* _SET TASK_:
Give the lines of the listing as a JSON list of strings, one string per line with blank lines omitted, from its first line up to and including the line containing "brain-title: BRAIN — [121, 409, 244, 449]".

* _RECORD LIST_:
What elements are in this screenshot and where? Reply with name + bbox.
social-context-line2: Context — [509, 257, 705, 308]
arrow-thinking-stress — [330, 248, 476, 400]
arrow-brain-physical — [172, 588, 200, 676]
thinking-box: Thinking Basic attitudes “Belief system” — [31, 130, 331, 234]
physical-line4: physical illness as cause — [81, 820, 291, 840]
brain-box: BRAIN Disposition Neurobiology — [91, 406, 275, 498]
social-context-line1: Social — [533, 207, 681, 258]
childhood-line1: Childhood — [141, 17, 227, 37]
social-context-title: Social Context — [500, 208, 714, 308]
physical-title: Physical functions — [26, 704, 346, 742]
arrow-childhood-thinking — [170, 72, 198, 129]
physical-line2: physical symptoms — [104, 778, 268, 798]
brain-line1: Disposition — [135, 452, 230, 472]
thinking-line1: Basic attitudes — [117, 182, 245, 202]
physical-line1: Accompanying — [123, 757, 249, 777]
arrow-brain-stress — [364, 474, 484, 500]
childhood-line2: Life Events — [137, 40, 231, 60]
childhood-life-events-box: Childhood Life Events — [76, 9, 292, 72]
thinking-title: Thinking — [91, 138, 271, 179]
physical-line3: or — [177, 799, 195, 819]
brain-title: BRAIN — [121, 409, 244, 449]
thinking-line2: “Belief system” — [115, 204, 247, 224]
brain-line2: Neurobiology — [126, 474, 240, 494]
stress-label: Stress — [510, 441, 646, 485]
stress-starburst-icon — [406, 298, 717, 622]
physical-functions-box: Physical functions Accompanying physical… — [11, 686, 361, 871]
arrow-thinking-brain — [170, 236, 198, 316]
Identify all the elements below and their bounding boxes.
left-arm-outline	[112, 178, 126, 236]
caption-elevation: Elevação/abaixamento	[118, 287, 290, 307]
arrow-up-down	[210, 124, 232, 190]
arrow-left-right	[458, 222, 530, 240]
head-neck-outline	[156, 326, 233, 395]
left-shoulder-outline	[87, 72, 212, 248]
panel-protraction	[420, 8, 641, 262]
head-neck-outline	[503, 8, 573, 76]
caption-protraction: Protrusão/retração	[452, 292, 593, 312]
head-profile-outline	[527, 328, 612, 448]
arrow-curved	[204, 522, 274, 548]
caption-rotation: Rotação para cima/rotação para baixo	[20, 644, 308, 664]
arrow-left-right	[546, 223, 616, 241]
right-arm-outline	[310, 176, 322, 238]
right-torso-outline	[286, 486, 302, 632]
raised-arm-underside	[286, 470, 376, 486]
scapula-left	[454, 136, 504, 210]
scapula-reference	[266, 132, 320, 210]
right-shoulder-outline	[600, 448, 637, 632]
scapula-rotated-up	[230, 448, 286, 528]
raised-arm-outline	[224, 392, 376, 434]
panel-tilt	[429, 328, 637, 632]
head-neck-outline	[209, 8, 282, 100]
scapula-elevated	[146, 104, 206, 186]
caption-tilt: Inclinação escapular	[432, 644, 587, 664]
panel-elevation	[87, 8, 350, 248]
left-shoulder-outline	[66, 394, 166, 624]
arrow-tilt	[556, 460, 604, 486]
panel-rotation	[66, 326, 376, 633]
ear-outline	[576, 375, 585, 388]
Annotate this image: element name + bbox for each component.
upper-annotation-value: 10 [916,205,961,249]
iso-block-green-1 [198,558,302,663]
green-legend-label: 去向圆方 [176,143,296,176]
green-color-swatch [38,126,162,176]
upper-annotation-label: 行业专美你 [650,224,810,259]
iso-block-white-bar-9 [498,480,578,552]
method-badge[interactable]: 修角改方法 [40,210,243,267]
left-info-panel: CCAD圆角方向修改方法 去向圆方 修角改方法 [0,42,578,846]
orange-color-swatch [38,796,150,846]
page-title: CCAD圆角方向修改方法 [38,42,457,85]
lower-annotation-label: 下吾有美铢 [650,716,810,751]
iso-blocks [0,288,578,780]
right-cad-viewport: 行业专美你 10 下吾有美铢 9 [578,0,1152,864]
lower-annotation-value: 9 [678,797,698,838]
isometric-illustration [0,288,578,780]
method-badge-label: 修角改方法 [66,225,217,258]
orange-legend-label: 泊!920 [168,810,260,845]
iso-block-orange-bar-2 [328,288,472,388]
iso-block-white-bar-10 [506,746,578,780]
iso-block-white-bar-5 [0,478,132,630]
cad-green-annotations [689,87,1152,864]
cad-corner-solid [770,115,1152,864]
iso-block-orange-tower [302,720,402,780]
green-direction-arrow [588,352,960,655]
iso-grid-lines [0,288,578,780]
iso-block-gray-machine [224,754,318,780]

* _RESULT FOR THIS EXERCISE_:
[
  "What elements are in this screenshot and where? Reply with name + bbox.",
  "social-context-line2: Context — [509, 257, 705, 308]",
  "arrow-thinking-stress — [330, 248, 476, 400]",
  "arrow-brain-physical — [172, 588, 200, 676]",
  "thinking-box: Thinking Basic attitudes “Belief system” — [31, 130, 331, 234]",
  "physical-line4: physical illness as cause — [81, 820, 291, 840]",
  "brain-box: BRAIN Disposition Neurobiology — [91, 406, 275, 498]",
  "social-context-line1: Social — [533, 207, 681, 258]",
  "childhood-line1: Childhood — [141, 17, 227, 37]",
  "social-context-title: Social Context — [500, 208, 714, 308]",
  "physical-title: Physical functions — [26, 704, 346, 742]",
  "arrow-childhood-thinking — [170, 72, 198, 129]",
  "physical-line2: physical symptoms — [104, 778, 268, 798]",
  "brain-line1: Disposition — [135, 452, 230, 472]",
  "thinking-line1: Basic attitudes — [117, 182, 245, 202]",
  "physical-line1: Accompanying — [123, 757, 249, 777]",
  "arrow-brain-stress — [364, 474, 484, 500]",
  "childhood-line2: Life Events — [137, 40, 231, 60]",
  "childhood-life-events-box: Childhood Life Events — [76, 9, 292, 72]",
  "thinking-title: Thinking — [91, 138, 271, 179]",
  "physical-line3: or — [177, 799, 195, 819]",
  "brain-title: BRAIN — [121, 409, 244, 449]"
]